▸ **WHAT IS ASKED**: Reproduce the data exactly.

**** GIVEN RECORDS

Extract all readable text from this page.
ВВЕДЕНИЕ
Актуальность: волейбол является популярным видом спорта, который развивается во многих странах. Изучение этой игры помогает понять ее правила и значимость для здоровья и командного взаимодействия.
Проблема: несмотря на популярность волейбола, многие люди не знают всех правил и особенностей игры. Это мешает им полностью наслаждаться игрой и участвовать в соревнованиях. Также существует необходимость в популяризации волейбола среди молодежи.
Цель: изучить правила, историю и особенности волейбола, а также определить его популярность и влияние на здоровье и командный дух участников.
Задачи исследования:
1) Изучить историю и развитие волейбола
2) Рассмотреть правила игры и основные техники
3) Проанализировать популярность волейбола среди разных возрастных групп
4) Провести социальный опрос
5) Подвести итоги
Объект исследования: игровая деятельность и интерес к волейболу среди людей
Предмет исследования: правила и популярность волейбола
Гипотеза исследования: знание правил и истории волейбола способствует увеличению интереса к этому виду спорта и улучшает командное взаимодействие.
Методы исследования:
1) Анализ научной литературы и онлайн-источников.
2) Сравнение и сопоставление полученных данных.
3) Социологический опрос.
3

********

▸ **COMPLETED EXERCISE**:
Extract all readable text from this page.
ВВЕДЕНИЕ
Актуальность: волейбол является популярным видом спорта, который развивается во многих странах. Изучение этой игры помогает понять ее правила и значимость для здоровья и командного взаимодействия.
Проблема: несмотря на популярность волейбола, многие люди не знают всех правил и особенностей игры. Это мешает им полностью наслаждаться игрой и участвовать в соревнованиях. Также существует необходимость в популяризации волейбола среди молодежи.
Цель: изучить правила, историю и особенности волейбола, а также определить его популярность и влияние на здоровье и командный дух участников.
Задачи исследования:
1) Изучить историю и развитие волейбола
2) Рассмотреть правила игры и основные техники
3) Проанализировать популярность волейбола среди разных возрастных групп
4) Провести социальный опрос
5) Подвести итоги
Объект исследования: игровая деятельность и интерес к волейболу среди людей
Предмет исследования: правила и популярность волейбола
Гипотеза исследования: знание правил и истории волейбола способствует увеличению интереса к этому виду спорта и улучшает командное взаимодействие.
Методы исследования:
1) Анализ научной литературы и онлайн-источников.
2) Сравнение и сопоставление полученных данных.
3) Социологический опрос.
3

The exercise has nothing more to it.